[Task]
Will you output all of the data below exactly, omitting the images?
== Records shown ==
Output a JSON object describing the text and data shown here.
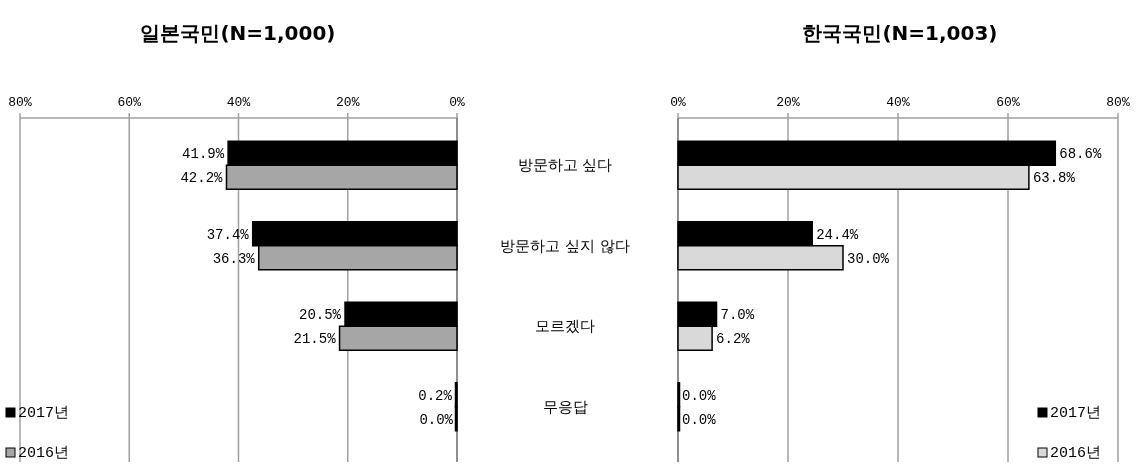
{
  "chart_data": [
    {
      "type": "bar",
      "orientation": "horizontal",
      "title": "일본국민(N=1,000)",
      "categories": [
        "방문하고 싶다",
        "방문하고 싶지 않다",
        "모르겠다",
        "무응답"
      ],
      "series": [
        {
          "name": "2017년",
          "color": "#000000",
          "values": [
            41.9,
            37.4,
            20.5,
            0.2
          ],
          "value_labels": [
            "41.9%",
            "37.4%",
            "20.5%",
            "0.2%"
          ]
        },
        {
          "name": "2016년",
          "color": "#a6a6a6",
          "values": [
            42.2,
            36.3,
            21.5,
            0.0
          ],
          "value_labels": [
            "42.2%",
            "36.3%",
            "21.5%",
            "0.0%"
          ]
        }
      ],
      "xlim": [
        80,
        0
      ],
      "xticks": [
        {
          "value": 80,
          "label": "80%"
        },
        {
          "value": 60,
          "label": "60%"
        },
        {
          "value": 40,
          "label": "40%"
        },
        {
          "value": 20,
          "label": "20%"
        },
        {
          "value": 0,
          "label": "0%"
        }
      ],
      "grid": "x",
      "legend": "bottom left"
    },
    {
      "type": "bar",
      "orientation": "horizontal",
      "title": "한국국민(N=1,003)",
      "categories": [
        null,
        null,
        null,
        null
      ],
      "series": [
        {
          "name": "2017년",
          "color": "#000000",
          "values": [
            68.6,
            24.4,
            7.0,
            0.0
          ],
          "value_labels": [
            "68.6%",
            "24.4%",
            "7.0%",
            "0.0%"
          ]
        },
        {
          "name": "2016년",
          "color": "#d9d9d9",
          "values": [
            63.8,
            30.0,
            6.2,
            0.0
          ],
          "value_labels": [
            "63.8%",
            "30.0%",
            "6.2%",
            "0.0%"
          ]
        }
      ],
      "xlim": [
        0,
        80
      ],
      "xticks": [
        {
          "value": 0,
          "label": "0%"
        },
        {
          "value": 20,
          "label": "20%"
        },
        {
          "value": 40,
          "label": "40%"
        },
        {
          "value": 60,
          "label": "60%"
        },
        {
          "value": 80,
          "label": "80%"
        }
      ],
      "grid": "x",
      "legend": "bottom right"
    }
  ]
}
===
[The response]
Output a JSON object describing the text and data shown here.
{
  "chart_data": [
    {
      "type": "bar",
      "orientation": "horizontal",
      "title": "일본국민(N=1,000)",
      "categories": [
        "방문하고 싶다",
        "방문하고 싶지 않다",
        "모르겠다",
        "무응답"
      ],
      "series": [
        {
          "name": "2017년",
          "color": "#000000",
          "values": [
            41.9,
            37.4,
            20.5,
            0.2
          ],
          "value_labels": [
            "41.9%",
            "37.4%",
            "20.5%",
            "0.2%"
          ]
        },
        {
          "name": "2016년",
          "color": "#a6a6a6",
          "values": [
            42.2,
            36.3,
            21.5,
            0.0
          ],
          "value_labels": [
            "42.2%",
            "36.3%",
            "21.5%",
            "0.0%"
          ]
        }
      ],
      "xlim": [
        80,
        0
      ],
      "xticks": [
        {
          "value": 80,
          "label": "80%"
        },
        {
          "value": 60,
          "label": "60%"
        },
        {
          "value": 40,
          "label": "40%"
        },
        {
          "value": 20,
          "label": "20%"
        },
        {
          "value": 0,
          "label": "0%"
        }
      ],
      "grid": "x",
      "legend": "bottom left"
    },
    {
      "type": "bar",
      "orientation": "horizontal",
      "title": "한국국민(N=1,003)",
      "categories": [
        null,
        null,
        null,
        null
      ],
      "series": [
        {
          "name": "2017년",
          "color": "#000000",
          "values": [
            68.6,
            24.4,
            7.0,
            0.0
          ],
          "value_labels": [
            "68.6%",
            "24.4%",
            "7.0%",
            "0.0%"
          ]
        },
        {
          "name": "2016년",
          "color": "#d9d9d9",
          "values": [
            63.8,
            30.0,
            6.2,
            0.0
          ],
          "value_labels": [
            "63.8%",
            "30.0%",
            "6.2%",
            "0.0%"
          ]
        }
      ],
      "xlim": [
        0,
        80
      ],
      "xticks": [
        {
          "value": 0,
          "label": "0%"
        },
        {
          "value": 20,
          "label": "20%"
        },
        {
          "value": 40,
          "label": "40%"
        },
        {
          "value": 60,
          "label": "60%"
        },
        {
          "value": 80,
          "label": "80%"
        }
      ],
      "grid": "x",
      "legend": "bottom right"
    }
  ]
}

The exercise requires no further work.